Aufgabe: Welche Firma hat laut dem Übungstext die Braugerstensorte Leandra gezüchtet?

Für die Bearbeitung im Hinblick auf die Wintersaat eignet sich der Boden relativ gut, allerdings darf diese nicht zu tief sein. „Sonst gibt es nur Bollen“, erklärt Jochens Vater, der frühere BBV-Kreisobmann Konrad Klein.
Unkrautbekämpfung mittels Grubber
Auf dem Hof, den der 39-jährige Sohn mit ihm zusammen bewirtschaftet, wird schon seit 30 Jahren ohne Pflug gearbeitet. Stattdessen setzen die Kleins nach der Ernte zur Lockerung und Krümelung des Bodens sowie zur Unkrautbekämpfung den Grubber ein und zwar mehrmals, zugunsten von Bodenlebewesen, Bodenfruchtbarkeit und als Erosionsschutz.
Zu trocken war es nach der Getreideernte auch für die Aussaat von Raps und Zwischenfrucht. „Viele haben gar nicht gesät, viele Flächen sind wieder umgebrochen worden“, weiß Hofmann. Je nach Bodenart und Lage des Feldes ist die Zwischenfrucht nur zehn bis 20 Zentimeter hoch, teilweise lückenhaft. „Normalerweise wäre sie einen Meter hoch.“
Extremes Wetter fordert auch Reaktionen des Landwirts. Das kann das Abwarten des richtigen Zeitpunktes zum Säen sein, das können angesichts des Klimawandels eine andere Sortenwahl oder auch Offenheit für Neues sein. „Pionierarbeit“, wie es Hofmann nennt.
Sommergerste wird wie Wintergerste gesät
Denn Jochen Klein, der sich auch als Kreisvorstandsmitglied des Bauernverbandes engagiert, sät in diesen Tagen erstmals eine Sommergerste wie Wintergerste aus, also nicht im Frühjahr, sondern schon jetzt. Ein Grund ist, die Winterfeuchtigkeit zu nutzen. Ein anderer, den sehr engen Zeitraum für die Saat im Frühjahr zu umgehen. Vor allem ist es aber eine wirtschaftliche Entscheidung.
Er sät nämlich eine neue Braugerstensorte namens Leandra, eine Art Wechselgerste, also eine Sommergerste, die Minustemperaturen in geringem Maße übersteht. „Normale Winterbraugersten haben für Mälzer und Brauer nicht so gute Eigenschaften“, weiß er.
Gezüchtet wurde Leandra von der Breun Saatgut in Herzogenaurach, zugelassen wurde sie 2017 durch das Bundessortenamt. Auf ihre Verarbeitungseignung wird sie jetzt in großtechnischen Praxisversuchen geprüft.

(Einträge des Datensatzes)
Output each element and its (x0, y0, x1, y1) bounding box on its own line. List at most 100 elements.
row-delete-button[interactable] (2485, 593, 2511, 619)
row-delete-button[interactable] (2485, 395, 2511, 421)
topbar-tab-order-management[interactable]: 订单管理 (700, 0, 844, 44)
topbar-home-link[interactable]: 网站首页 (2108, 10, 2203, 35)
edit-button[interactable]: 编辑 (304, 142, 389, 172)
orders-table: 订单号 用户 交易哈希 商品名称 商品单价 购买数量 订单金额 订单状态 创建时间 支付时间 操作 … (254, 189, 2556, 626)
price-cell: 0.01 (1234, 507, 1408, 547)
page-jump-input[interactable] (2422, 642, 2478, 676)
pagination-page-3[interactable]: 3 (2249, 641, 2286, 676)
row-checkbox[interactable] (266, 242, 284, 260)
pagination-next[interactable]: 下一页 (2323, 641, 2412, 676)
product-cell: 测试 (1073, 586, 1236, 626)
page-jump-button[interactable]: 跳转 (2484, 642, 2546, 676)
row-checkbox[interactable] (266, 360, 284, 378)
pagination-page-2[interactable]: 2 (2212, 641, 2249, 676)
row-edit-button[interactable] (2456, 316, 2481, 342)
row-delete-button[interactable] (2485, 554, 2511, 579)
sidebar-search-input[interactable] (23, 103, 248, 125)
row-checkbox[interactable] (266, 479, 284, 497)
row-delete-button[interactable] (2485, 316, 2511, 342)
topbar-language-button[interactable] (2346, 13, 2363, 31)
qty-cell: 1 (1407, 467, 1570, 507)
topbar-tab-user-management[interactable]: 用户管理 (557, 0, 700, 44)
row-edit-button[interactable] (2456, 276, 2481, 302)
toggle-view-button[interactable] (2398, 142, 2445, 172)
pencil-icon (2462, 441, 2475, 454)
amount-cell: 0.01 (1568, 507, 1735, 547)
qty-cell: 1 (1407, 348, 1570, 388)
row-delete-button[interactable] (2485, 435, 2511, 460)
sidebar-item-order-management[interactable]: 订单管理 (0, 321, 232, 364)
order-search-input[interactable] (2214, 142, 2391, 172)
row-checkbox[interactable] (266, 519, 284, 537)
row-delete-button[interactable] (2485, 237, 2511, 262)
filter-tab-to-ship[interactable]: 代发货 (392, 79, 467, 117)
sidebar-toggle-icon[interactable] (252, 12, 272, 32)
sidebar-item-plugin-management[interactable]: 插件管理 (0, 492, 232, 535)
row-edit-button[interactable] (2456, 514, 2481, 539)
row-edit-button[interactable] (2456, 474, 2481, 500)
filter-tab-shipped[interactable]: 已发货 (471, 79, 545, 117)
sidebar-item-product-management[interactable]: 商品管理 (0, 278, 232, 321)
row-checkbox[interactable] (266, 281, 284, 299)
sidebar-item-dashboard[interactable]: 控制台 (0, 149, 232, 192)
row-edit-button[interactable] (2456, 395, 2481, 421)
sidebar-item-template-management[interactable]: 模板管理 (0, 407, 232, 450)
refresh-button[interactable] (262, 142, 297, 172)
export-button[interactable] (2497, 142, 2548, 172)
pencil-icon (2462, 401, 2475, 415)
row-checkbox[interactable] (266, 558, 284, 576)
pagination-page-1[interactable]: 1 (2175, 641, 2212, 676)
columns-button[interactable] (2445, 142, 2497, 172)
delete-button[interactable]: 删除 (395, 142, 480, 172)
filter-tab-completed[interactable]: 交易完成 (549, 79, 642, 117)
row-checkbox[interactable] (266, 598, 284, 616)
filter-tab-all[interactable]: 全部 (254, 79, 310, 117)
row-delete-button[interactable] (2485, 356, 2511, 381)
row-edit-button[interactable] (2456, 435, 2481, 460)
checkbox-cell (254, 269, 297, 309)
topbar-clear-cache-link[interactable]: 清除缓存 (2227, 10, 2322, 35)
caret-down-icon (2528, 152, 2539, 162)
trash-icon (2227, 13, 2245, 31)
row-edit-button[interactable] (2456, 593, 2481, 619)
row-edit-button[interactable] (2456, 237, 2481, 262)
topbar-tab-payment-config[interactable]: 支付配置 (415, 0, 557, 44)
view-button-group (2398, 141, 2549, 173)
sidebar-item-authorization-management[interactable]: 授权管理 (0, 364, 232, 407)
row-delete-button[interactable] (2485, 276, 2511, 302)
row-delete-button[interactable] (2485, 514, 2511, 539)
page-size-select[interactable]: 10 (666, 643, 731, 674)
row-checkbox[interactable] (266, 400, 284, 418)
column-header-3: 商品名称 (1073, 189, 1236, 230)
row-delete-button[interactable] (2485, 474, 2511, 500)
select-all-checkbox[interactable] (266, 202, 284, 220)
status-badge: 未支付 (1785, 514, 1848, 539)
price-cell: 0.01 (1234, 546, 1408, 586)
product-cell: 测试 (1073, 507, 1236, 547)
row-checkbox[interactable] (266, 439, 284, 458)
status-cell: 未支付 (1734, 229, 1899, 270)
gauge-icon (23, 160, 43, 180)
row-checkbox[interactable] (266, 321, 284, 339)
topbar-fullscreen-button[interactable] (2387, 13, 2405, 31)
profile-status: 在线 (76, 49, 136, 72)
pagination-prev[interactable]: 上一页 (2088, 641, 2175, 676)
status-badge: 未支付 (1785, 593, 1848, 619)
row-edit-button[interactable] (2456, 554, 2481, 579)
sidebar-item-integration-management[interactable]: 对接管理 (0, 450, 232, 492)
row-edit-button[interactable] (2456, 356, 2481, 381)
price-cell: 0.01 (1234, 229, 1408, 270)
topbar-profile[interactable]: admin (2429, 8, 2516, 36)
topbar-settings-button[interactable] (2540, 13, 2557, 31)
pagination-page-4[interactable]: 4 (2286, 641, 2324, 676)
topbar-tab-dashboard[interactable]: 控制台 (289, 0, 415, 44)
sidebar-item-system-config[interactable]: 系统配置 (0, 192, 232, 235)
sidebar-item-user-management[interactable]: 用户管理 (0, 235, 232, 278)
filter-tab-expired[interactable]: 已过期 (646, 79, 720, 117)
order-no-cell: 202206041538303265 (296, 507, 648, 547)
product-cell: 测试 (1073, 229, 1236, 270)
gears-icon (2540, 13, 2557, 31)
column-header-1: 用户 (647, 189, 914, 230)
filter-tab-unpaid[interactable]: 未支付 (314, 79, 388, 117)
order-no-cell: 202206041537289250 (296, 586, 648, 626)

Erwartete Antwort: Die Breun Saatgut in Herzogenaurach.